▶ _Entries provided_
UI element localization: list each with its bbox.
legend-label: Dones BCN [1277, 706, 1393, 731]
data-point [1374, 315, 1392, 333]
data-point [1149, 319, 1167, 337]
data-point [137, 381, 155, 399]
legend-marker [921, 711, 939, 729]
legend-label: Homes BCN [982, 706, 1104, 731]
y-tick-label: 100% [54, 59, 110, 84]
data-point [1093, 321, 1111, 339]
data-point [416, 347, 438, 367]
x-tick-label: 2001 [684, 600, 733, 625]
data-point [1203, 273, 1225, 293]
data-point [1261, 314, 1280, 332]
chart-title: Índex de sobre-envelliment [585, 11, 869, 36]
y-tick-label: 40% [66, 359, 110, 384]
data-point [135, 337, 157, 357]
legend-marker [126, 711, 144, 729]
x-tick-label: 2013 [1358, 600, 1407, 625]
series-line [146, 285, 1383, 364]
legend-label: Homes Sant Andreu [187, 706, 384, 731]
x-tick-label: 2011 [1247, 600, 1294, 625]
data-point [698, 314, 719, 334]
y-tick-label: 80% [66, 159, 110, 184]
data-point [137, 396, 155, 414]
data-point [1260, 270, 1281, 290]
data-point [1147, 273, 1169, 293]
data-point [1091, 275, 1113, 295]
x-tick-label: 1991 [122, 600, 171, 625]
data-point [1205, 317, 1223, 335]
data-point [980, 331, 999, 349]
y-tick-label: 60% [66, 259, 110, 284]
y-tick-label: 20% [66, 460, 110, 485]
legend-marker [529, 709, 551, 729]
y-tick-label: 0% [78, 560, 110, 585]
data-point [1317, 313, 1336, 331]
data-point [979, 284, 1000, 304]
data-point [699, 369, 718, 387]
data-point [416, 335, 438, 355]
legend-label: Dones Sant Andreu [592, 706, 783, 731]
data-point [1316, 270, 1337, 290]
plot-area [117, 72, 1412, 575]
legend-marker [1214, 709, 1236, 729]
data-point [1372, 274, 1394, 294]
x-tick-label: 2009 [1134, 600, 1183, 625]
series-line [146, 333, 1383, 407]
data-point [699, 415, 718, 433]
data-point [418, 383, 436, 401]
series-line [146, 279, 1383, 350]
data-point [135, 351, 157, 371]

▶ _The request_
Determine how many of the rows above contain the string "marker", and give only that number.

▶ _Written answer_
4